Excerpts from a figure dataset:

- - -

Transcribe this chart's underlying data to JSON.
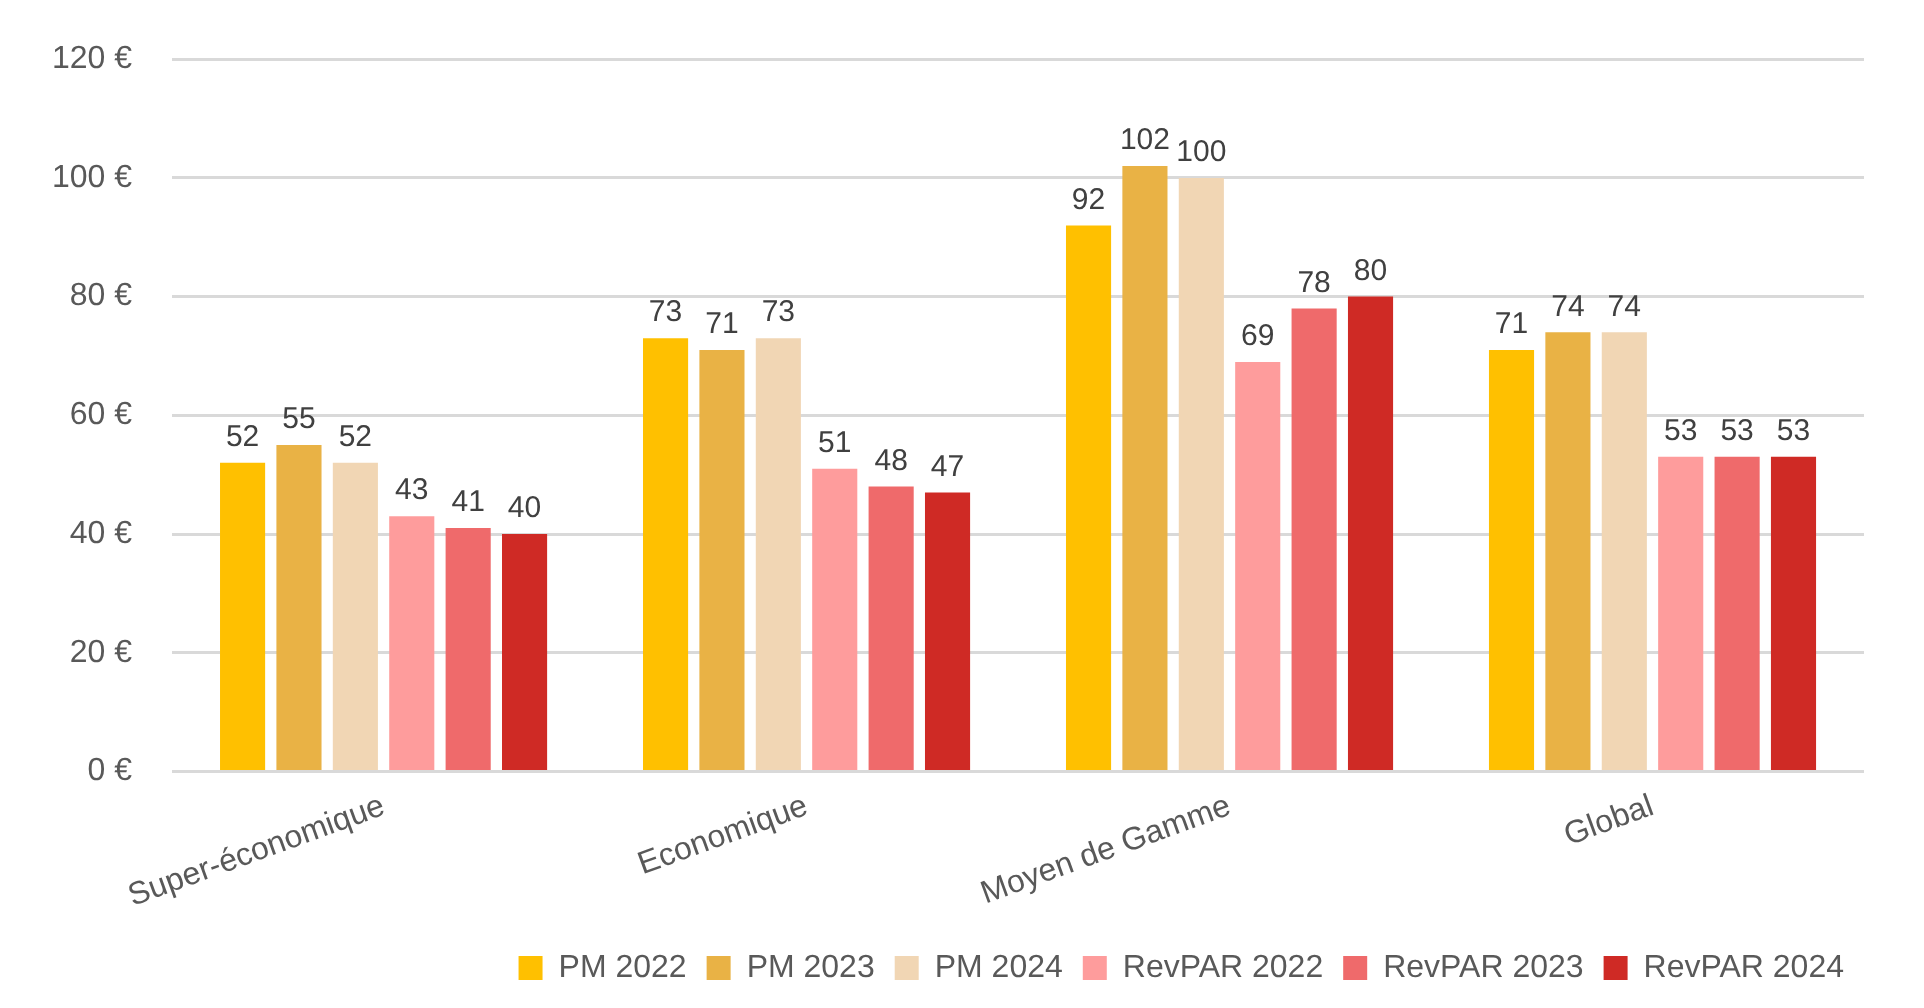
{
  "chart_data": {
    "type": "bar",
    "categories": [
      "Super-économique",
      "Economique",
      "Moyen de Gamme",
      "Global"
    ],
    "series": [
      {
        "name": "PM 2022",
        "color": "#ffc000",
        "values": [
          52,
          73,
          92,
          71
        ]
      },
      {
        "name": "PM 2023",
        "color": "#e9b245",
        "values": [
          55,
          71,
          102,
          74
        ]
      },
      {
        "name": "PM 2024",
        "color": "#f1d6b4",
        "values": [
          52,
          73,
          100,
          74
        ]
      },
      {
        "name": "RevPAR 2022",
        "color": "#fe9c9c",
        "values": [
          43,
          51,
          69,
          53
        ]
      },
      {
        "name": "RevPAR 2023",
        "color": "#ef6a6b",
        "values": [
          41,
          48,
          78,
          53
        ]
      },
      {
        "name": "RevPAR 2024",
        "color": "#cf2a25",
        "values": [
          40,
          47,
          80,
          53
        ]
      }
    ],
    "ylim": [
      0,
      120
    ],
    "yticks": [
      {
        "value": 0,
        "label": "0 €"
      },
      {
        "value": 20,
        "label": "20 €"
      },
      {
        "value": 40,
        "label": "40 €"
      },
      {
        "value": 60,
        "label": "60 €"
      },
      {
        "value": 80,
        "label": "80 €"
      },
      {
        "value": 100,
        "label": "100 €"
      },
      {
        "value": 120,
        "label": "120 €"
      }
    ],
    "grid": "y",
    "legend": "bottom",
    "data_labels": true
  }
}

- - -

▶ Aim: Each entry above is to be written out again unchanged, apart from the pictures, which are left out.

▶ Answer to the task:
Transcribe this chart's underlying data to JSON.
{
  "chart_data": {
    "type": "bar",
    "categories": [
      "Super-économique",
      "Economique",
      "Moyen de Gamme",
      "Global"
    ],
    "series": [
      {
        "name": "PM 2022",
        "color": "#ffc000",
        "values": [
          52,
          73,
          92,
          71
        ]
      },
      {
        "name": "PM 2023",
        "color": "#e9b245",
        "values": [
          55,
          71,
          102,
          74
        ]
      },
      {
        "name": "PM 2024",
        "color": "#f1d6b4",
        "values": [
          52,
          73,
          100,
          74
        ]
      },
      {
        "name": "RevPAR 2022",
        "color": "#fe9c9c",
        "values": [
          43,
          51,
          69,
          53
        ]
      },
      {
        "name": "RevPAR 2023",
        "color": "#ef6a6b",
        "values": [
          41,
          48,
          78,
          53
        ]
      },
      {
        "name": "RevPAR 2024",
        "color": "#cf2a25",
        "values": [
          40,
          47,
          80,
          53
        ]
      }
    ],
    "ylim": [
      0,
      120
    ],
    "yticks": [
      {
        "value": 0,
        "label": "0 €"
      },
      {
        "value": 20,
        "label": "20 €"
      },
      {
        "value": 40,
        "label": "40 €"
      },
      {
        "value": 60,
        "label": "60 €"
      },
      {
        "value": 80,
        "label": "80 €"
      },
      {
        "value": 100,
        "label": "100 €"
      },
      {
        "value": 120,
        "label": "120 €"
      }
    ],
    "grid": "y",
    "legend": "bottom",
    "data_labels": true
  }
}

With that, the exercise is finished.